→ **Problem statement**
Answer with a single number: the count of lines that include the string "name".

→ **The records**
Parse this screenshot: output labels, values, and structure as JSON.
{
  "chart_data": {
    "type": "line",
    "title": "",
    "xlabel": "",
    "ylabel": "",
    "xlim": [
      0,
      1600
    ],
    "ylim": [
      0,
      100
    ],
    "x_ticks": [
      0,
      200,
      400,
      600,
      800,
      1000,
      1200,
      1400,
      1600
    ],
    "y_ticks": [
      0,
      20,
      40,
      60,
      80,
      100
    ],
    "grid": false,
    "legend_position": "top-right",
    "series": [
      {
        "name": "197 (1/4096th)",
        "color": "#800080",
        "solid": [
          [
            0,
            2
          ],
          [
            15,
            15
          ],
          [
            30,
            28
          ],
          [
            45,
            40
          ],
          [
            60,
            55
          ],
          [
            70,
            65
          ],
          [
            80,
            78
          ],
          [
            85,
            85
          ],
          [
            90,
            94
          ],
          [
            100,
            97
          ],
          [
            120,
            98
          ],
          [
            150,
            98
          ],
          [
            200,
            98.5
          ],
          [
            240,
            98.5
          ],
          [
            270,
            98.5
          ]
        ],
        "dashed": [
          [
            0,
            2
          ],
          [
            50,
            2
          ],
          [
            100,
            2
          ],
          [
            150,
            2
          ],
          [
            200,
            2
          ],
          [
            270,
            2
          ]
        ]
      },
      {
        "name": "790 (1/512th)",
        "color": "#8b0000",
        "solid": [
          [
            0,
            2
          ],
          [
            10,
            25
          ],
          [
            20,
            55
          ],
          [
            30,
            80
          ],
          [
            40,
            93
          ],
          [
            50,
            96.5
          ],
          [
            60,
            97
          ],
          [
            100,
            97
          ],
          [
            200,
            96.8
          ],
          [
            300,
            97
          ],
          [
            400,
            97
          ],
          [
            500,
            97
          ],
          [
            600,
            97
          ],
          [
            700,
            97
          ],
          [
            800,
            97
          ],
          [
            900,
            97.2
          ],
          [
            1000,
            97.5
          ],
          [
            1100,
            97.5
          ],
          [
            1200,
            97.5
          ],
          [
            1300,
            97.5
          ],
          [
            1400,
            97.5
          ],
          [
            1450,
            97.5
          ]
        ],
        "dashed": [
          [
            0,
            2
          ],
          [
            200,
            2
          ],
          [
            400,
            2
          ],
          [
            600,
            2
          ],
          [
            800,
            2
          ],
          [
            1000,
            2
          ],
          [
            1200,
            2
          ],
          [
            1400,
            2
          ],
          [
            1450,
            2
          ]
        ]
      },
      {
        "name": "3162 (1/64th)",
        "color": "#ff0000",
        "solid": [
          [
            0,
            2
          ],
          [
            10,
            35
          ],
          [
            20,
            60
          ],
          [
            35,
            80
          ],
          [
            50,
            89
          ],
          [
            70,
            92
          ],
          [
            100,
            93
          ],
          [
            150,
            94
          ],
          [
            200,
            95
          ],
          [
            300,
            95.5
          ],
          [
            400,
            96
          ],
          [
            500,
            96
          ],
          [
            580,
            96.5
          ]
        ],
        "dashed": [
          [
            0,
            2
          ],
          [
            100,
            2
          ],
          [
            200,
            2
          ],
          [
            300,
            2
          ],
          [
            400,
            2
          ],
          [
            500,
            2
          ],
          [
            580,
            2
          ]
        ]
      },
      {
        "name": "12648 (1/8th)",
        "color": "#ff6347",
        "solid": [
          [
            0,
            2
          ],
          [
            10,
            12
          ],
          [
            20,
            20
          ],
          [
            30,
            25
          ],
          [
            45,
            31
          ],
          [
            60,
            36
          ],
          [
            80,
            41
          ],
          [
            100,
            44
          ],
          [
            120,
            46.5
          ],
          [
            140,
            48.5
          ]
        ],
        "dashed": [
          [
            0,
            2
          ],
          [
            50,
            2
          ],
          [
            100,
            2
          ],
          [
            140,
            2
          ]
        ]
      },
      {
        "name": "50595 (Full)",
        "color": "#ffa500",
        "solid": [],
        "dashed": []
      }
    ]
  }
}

→ **Expected output**
5